REQUIRED TASK:
Search the listing below for the string "Heat" and show each line that contains it.

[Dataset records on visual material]
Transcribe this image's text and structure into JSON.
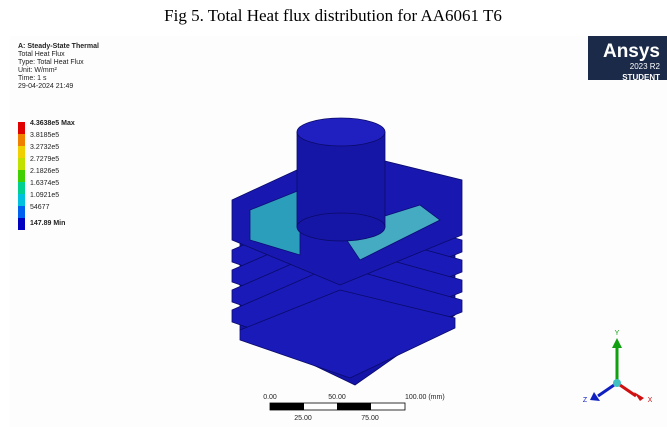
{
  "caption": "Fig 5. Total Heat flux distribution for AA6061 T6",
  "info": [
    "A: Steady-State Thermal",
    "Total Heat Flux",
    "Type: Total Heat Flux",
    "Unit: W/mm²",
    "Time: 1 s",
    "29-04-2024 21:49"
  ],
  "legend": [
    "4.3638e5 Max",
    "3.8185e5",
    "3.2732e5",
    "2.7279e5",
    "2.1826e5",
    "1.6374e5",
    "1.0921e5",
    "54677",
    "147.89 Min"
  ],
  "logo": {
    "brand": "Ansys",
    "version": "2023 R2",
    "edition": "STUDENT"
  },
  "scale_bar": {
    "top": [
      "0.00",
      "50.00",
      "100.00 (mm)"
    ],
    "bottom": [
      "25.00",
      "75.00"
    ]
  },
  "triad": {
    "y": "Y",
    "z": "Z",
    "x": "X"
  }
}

--

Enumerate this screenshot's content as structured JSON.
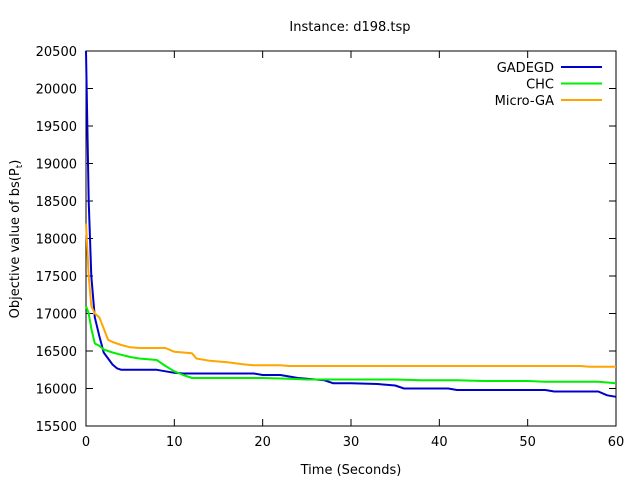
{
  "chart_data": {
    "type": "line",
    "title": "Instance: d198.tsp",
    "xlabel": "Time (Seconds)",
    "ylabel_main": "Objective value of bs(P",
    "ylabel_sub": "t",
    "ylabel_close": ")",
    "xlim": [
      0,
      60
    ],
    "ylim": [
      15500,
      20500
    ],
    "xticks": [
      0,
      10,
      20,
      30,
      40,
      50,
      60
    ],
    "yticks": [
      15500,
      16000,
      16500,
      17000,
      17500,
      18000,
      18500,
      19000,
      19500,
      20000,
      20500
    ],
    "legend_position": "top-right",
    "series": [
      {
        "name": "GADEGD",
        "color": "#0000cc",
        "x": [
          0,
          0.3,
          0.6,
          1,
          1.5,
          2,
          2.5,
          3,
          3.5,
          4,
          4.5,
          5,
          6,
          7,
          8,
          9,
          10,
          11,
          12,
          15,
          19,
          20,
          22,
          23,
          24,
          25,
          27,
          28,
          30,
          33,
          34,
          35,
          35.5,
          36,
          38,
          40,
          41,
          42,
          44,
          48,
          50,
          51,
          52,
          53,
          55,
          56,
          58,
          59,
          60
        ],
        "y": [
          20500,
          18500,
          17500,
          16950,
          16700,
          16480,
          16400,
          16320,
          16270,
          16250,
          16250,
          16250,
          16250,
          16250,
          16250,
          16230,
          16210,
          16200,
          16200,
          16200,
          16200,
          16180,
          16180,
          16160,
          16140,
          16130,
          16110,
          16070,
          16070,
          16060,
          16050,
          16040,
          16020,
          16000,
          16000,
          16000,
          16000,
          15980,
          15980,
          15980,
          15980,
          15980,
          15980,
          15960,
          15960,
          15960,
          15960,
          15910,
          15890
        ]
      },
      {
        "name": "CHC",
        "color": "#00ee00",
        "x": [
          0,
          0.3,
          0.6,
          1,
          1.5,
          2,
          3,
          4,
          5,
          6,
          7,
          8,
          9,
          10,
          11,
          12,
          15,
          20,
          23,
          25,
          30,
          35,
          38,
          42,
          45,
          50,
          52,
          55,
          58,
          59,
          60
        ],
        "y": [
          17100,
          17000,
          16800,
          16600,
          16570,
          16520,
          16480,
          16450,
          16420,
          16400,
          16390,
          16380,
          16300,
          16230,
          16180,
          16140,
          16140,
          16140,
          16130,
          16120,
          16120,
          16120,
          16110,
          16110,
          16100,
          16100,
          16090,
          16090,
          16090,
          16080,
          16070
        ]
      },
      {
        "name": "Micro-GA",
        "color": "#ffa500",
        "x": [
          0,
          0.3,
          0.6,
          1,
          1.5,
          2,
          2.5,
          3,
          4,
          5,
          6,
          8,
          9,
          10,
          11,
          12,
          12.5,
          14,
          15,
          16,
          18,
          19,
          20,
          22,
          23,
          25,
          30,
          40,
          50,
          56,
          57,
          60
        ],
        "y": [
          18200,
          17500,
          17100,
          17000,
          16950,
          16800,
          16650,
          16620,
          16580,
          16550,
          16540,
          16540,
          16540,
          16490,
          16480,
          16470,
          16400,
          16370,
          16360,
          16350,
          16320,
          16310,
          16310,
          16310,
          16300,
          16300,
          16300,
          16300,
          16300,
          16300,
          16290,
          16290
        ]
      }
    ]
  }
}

RESPONSE BELOW:
  "caption": "Fig 5. Total Heat flux distribution for AA6061 T6",
    "Total Heat Flux",
    "Type: Total Heat Flux",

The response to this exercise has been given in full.